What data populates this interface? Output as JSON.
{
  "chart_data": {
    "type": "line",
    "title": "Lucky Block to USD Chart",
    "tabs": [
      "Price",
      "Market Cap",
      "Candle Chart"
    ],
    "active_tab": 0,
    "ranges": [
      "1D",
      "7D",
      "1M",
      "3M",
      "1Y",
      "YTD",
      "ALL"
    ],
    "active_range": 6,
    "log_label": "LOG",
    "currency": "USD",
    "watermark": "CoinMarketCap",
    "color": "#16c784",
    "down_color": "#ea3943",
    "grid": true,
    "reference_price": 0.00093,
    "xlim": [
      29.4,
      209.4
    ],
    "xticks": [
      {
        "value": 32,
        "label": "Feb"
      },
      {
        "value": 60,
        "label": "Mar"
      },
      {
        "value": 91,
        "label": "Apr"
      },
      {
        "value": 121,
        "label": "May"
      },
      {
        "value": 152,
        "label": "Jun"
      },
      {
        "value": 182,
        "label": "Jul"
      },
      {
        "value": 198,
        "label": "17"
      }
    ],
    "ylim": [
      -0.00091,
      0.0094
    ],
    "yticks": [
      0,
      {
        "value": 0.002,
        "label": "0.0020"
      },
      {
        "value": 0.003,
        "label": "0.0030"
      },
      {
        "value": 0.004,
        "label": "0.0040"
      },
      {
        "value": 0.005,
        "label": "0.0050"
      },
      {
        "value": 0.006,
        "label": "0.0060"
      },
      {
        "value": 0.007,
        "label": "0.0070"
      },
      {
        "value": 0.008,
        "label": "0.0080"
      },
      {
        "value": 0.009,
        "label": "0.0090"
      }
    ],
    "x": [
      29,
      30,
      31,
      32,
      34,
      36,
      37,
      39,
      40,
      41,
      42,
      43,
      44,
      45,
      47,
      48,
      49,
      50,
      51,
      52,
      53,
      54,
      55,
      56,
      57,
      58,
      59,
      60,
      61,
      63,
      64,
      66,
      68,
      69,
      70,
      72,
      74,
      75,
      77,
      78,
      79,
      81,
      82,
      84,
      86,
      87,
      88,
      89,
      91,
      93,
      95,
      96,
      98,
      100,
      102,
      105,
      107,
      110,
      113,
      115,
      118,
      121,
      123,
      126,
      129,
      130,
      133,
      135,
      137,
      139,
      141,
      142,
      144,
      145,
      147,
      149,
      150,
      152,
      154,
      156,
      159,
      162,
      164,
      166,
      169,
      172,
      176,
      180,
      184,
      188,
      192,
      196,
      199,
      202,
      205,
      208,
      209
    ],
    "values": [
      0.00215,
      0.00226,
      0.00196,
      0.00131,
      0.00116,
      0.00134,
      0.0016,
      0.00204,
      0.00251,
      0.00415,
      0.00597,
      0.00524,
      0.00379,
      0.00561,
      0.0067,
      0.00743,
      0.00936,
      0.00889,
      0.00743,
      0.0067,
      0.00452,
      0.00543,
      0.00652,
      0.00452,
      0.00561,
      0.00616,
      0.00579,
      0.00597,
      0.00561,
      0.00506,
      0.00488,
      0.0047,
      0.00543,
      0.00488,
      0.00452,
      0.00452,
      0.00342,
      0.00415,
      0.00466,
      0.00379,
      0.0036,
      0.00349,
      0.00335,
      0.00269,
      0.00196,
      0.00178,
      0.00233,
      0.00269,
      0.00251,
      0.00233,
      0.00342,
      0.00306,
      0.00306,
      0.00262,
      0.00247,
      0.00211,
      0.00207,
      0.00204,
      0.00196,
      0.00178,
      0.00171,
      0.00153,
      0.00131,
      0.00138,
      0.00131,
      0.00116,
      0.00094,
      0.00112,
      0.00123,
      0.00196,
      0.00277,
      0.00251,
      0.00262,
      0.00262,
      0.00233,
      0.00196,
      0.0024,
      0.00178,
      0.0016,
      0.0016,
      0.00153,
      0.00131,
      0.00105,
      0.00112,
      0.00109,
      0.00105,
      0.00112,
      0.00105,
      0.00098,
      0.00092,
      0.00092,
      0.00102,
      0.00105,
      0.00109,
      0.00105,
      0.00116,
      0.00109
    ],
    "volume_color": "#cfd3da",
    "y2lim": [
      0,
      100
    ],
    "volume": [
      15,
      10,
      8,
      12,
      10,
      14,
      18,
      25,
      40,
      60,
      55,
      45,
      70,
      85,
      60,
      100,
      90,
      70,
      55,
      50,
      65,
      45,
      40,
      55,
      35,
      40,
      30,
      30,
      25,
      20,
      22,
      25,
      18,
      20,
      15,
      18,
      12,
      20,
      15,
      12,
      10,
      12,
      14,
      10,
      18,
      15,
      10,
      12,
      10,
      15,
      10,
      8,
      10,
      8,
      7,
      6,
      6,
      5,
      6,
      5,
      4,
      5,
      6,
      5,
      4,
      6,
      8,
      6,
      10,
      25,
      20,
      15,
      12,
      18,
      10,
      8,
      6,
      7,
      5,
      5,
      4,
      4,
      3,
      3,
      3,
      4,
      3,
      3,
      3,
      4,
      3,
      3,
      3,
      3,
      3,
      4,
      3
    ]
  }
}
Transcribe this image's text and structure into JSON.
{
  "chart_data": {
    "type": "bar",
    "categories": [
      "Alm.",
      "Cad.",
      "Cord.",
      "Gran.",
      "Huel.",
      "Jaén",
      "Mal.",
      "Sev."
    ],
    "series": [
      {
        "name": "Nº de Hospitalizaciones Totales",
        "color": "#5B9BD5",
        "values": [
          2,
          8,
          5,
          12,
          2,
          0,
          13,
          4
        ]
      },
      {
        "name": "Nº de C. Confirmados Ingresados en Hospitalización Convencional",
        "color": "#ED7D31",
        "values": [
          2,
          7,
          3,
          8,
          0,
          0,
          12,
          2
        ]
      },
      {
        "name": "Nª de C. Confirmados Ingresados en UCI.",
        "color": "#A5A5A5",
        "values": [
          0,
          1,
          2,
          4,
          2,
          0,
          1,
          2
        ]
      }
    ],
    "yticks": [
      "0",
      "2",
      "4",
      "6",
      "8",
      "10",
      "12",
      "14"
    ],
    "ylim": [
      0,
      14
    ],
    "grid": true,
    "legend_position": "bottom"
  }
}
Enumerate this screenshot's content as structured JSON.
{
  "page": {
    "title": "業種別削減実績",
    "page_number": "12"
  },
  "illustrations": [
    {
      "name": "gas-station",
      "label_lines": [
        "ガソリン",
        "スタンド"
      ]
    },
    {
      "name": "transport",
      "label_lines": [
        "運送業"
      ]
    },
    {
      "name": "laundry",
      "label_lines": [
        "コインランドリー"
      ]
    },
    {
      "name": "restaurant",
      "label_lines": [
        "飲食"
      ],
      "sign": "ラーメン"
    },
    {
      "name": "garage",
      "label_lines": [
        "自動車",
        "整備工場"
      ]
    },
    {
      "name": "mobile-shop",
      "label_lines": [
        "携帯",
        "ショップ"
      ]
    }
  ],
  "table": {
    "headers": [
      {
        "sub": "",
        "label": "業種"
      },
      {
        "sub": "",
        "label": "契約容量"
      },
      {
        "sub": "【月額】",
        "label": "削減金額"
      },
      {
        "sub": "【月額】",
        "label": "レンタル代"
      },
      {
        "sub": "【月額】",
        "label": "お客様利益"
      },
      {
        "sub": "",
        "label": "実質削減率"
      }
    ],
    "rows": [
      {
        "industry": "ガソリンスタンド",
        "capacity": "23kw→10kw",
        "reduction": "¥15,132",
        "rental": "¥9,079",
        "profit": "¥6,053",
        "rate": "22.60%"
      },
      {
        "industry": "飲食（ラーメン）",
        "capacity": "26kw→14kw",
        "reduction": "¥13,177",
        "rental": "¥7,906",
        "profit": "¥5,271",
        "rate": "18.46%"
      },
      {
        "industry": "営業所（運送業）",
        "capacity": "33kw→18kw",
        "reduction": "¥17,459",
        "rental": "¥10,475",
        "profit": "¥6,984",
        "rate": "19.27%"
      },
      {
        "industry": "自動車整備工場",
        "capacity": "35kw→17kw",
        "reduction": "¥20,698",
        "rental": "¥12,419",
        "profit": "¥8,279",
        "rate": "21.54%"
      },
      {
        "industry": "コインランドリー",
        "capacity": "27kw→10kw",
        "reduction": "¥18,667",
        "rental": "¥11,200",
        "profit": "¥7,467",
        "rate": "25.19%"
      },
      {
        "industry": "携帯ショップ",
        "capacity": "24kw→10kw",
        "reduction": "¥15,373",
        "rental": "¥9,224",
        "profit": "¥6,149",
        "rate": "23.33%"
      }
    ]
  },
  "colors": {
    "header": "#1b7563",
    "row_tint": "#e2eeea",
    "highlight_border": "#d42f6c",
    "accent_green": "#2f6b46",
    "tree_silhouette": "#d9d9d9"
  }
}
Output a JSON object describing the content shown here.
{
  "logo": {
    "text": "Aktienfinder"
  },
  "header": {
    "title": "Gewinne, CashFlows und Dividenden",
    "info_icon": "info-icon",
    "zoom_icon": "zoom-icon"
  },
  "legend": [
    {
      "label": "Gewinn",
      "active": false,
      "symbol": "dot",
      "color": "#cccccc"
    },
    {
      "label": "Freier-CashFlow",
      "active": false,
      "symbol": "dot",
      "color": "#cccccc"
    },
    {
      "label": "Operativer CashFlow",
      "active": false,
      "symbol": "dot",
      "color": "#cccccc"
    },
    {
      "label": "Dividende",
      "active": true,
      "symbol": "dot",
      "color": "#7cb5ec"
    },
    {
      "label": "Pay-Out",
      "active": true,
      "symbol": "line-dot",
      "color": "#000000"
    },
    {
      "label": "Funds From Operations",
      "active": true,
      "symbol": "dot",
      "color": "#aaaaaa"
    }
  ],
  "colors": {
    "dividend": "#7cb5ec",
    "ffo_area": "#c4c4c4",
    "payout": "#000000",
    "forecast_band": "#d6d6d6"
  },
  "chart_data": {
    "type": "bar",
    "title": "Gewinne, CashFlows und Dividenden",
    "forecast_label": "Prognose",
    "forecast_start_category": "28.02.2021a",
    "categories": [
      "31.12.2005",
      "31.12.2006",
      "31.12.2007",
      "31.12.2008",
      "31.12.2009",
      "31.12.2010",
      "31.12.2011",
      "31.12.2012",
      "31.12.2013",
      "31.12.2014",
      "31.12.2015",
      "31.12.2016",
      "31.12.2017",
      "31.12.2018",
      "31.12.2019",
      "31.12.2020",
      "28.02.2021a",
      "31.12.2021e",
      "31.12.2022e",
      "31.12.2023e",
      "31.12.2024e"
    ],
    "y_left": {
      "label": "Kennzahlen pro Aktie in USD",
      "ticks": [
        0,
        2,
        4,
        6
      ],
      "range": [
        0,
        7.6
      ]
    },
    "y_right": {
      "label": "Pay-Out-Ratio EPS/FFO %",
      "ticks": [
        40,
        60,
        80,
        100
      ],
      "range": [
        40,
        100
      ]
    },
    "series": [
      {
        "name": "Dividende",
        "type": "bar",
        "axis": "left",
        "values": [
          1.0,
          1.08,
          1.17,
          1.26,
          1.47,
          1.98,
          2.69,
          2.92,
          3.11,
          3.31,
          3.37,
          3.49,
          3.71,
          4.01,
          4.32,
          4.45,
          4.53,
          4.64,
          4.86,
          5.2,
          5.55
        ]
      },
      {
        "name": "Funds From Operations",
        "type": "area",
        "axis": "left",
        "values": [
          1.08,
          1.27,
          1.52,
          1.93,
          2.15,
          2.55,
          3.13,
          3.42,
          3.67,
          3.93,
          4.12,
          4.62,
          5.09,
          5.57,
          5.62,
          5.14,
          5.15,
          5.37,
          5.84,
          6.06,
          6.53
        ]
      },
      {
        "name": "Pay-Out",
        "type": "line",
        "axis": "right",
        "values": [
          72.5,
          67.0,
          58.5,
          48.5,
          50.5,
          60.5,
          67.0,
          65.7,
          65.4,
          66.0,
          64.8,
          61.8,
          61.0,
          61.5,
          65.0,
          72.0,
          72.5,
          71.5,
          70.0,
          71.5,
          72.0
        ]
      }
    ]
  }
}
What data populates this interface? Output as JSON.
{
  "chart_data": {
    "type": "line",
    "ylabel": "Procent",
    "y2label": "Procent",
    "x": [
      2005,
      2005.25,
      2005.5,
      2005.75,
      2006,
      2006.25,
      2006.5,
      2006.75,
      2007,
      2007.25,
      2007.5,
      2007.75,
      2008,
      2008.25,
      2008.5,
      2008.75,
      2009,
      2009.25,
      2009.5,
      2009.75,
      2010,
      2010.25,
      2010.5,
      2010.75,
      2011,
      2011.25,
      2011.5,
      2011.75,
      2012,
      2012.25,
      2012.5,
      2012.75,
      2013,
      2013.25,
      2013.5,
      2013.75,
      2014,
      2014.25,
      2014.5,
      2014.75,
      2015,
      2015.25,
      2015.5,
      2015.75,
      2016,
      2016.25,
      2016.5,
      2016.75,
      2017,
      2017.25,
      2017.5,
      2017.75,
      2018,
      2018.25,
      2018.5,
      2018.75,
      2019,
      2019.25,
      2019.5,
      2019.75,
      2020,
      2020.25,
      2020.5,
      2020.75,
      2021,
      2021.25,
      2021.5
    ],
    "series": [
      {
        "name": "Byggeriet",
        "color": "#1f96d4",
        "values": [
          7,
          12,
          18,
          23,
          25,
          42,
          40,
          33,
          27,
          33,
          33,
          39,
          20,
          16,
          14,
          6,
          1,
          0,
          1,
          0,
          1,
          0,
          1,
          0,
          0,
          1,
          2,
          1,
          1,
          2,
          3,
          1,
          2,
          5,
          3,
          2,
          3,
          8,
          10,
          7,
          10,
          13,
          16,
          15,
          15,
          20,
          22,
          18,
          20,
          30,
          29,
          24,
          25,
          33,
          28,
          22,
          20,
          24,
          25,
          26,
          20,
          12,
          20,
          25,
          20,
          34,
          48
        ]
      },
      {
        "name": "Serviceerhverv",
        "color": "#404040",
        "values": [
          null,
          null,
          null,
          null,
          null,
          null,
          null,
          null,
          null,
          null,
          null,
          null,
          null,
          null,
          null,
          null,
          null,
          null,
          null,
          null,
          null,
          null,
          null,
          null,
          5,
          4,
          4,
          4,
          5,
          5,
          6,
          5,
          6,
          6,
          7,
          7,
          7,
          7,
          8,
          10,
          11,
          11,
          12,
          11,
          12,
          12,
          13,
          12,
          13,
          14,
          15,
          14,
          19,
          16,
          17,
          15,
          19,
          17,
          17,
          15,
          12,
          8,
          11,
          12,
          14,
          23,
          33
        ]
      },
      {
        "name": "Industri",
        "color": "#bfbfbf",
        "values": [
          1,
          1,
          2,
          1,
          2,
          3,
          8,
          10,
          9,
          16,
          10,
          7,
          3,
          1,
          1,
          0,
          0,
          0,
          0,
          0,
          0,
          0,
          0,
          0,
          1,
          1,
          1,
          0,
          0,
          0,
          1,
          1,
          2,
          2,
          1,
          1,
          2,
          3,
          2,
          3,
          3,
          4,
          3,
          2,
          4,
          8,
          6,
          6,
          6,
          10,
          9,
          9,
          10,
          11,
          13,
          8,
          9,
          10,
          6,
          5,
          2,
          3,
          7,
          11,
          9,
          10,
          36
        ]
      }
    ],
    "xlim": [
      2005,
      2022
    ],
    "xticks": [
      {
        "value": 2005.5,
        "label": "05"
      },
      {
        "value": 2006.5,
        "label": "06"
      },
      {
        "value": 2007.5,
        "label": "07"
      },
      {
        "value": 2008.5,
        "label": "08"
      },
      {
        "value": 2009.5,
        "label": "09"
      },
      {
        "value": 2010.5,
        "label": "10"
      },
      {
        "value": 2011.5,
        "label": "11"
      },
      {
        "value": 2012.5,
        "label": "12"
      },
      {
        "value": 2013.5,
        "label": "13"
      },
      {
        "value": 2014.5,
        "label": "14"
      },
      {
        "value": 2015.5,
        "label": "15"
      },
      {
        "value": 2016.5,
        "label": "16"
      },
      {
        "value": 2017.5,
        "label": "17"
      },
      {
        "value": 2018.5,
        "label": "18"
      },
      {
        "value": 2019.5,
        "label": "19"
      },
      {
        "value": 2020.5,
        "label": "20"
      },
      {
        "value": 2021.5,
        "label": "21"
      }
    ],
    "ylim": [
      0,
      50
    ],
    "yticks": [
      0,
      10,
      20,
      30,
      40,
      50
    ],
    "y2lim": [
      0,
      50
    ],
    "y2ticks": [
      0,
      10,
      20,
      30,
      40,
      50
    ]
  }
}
■ ■ ■ ■ ■ ■ ■
▸ **Work instructions**
Copy each line of the listing that contains the string "Ingresados".

▸ **Written reply**
        "name": "Nº de C. Confirmados Ingresados en Hospitalización Convencional",
        "name": "Nª de C. Confirmados Ingresados en UCI.",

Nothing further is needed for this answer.